Calculate how many lines in the following records hold the word "this", and report that number without comment.

[begin MATERIAL TO PROCESS]

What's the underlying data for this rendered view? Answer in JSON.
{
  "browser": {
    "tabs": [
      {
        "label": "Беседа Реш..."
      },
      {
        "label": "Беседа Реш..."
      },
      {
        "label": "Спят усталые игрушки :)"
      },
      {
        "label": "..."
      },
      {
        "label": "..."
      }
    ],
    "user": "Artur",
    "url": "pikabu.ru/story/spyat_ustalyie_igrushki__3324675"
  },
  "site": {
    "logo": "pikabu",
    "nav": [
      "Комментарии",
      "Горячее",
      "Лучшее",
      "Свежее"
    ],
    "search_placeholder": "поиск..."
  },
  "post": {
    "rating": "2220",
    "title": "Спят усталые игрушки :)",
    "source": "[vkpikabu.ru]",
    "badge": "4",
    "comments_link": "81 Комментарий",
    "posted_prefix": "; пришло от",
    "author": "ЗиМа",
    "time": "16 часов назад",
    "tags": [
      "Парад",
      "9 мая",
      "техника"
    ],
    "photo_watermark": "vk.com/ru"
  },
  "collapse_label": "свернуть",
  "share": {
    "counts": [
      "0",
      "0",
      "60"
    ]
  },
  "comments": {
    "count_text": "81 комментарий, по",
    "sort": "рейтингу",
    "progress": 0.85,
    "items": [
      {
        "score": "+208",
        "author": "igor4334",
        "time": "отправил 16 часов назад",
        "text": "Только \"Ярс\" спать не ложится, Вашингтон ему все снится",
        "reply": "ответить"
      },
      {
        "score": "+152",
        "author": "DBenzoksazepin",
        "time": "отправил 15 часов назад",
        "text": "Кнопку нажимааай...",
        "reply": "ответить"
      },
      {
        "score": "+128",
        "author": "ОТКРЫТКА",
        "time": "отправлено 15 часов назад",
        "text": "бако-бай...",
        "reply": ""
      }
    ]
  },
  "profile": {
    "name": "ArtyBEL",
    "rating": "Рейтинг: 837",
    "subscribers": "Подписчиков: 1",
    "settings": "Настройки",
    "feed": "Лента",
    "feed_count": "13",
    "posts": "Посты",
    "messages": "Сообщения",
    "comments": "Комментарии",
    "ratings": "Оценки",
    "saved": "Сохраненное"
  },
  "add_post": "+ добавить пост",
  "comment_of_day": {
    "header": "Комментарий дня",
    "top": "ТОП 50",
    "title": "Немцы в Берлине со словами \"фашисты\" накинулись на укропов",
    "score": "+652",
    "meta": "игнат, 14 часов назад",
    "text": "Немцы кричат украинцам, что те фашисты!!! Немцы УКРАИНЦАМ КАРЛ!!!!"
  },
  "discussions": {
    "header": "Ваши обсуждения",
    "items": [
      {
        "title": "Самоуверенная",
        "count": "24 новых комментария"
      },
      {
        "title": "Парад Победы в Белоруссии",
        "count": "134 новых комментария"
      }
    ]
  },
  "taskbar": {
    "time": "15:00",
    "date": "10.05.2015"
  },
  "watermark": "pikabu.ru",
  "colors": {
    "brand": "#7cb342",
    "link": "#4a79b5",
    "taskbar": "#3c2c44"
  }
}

[end MATERIAL TO PROCESS]
[begin MATERIAL TO PROCESS]

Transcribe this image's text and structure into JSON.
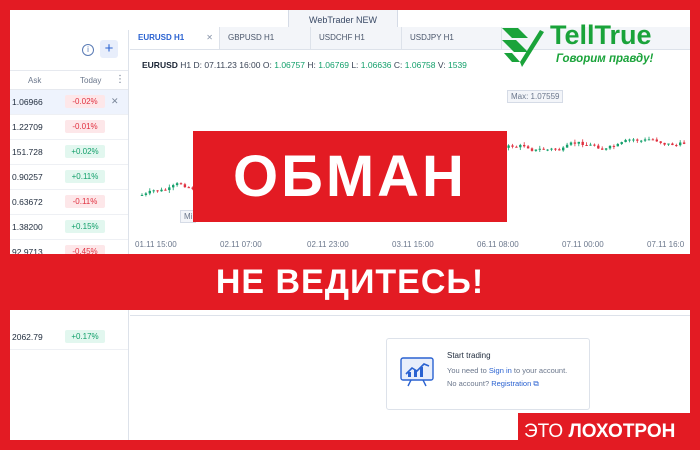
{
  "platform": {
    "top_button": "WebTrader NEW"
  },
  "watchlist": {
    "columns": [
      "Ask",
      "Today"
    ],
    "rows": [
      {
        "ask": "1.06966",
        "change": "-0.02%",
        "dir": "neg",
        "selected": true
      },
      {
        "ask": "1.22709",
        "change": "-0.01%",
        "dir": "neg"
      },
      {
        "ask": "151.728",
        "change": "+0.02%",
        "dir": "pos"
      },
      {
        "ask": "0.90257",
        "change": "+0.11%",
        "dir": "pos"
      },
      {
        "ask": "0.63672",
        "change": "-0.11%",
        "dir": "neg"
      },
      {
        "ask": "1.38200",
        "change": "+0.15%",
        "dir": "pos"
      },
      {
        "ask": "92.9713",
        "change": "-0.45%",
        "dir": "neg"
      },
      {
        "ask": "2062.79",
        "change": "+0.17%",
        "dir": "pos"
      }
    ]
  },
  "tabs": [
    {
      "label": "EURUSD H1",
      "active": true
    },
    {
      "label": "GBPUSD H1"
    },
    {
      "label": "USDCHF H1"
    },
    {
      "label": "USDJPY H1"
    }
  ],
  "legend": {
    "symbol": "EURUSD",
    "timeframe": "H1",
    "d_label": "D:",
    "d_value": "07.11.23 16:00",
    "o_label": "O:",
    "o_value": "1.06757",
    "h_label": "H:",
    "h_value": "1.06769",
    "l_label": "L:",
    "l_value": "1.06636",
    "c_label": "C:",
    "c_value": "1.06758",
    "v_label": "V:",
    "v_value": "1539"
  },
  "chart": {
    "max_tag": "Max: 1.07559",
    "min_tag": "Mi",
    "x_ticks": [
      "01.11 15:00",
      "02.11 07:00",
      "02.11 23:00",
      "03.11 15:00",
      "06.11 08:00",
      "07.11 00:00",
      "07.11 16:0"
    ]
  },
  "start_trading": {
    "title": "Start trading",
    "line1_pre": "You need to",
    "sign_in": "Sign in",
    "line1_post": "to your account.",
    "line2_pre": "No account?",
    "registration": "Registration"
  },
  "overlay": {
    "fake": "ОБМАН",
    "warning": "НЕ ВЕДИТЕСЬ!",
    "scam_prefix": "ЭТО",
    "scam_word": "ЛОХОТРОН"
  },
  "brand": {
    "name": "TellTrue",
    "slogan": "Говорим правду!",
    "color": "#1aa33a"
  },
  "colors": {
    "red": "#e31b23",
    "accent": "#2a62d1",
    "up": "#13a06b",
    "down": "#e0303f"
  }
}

[end MATERIAL TO PROCESS]

- _FULL OUTPUT_
2